--- REQUIRED WORK ---
Write out the material again word for word, dropping any images it holds.

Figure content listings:
========

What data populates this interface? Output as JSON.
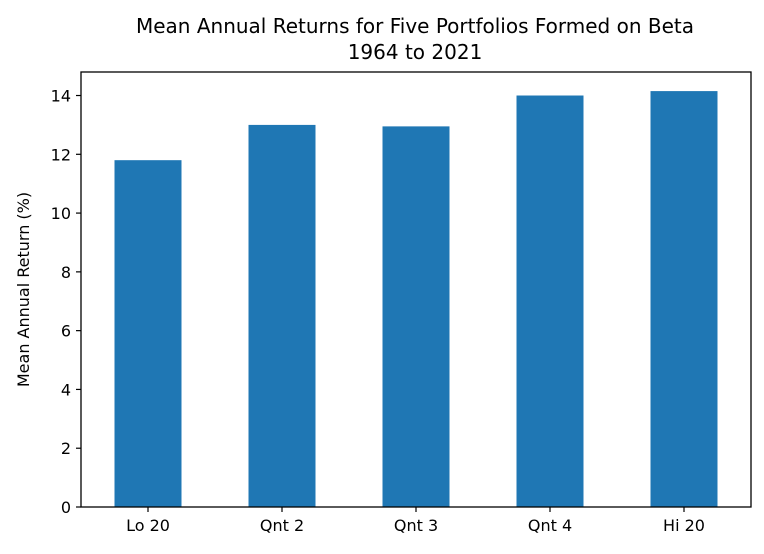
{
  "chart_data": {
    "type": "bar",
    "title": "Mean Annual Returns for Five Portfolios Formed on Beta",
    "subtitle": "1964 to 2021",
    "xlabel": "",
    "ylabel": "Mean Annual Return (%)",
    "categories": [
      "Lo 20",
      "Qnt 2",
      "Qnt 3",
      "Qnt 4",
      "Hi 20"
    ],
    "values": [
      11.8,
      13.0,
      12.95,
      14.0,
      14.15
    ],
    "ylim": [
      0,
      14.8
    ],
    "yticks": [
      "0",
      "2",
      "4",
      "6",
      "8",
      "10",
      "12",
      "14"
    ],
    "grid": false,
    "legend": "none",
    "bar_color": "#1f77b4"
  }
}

========

--- CORRECT RESULT ---
What data populates this interface? Output as JSON.
{
  "chart_data": {
    "type": "bar",
    "title": "Mean Annual Returns for Five Portfolios Formed on Beta",
    "subtitle": "1964 to 2021",
    "xlabel": "",
    "ylabel": "Mean Annual Return (%)",
    "categories": [
      "Lo 20",
      "Qnt 2",
      "Qnt 3",
      "Qnt 4",
      "Hi 20"
    ],
    "values": [
      11.8,
      13.0,
      12.95,
      14.0,
      14.15
    ],
    "ylim": [
      0,
      14.8
    ],
    "yticks": [
      "0",
      "2",
      "4",
      "6",
      "8",
      "10",
      "12",
      "14"
    ],
    "grid": false,
    "legend": "none",
    "bar_color": "#1f77b4"
  }
}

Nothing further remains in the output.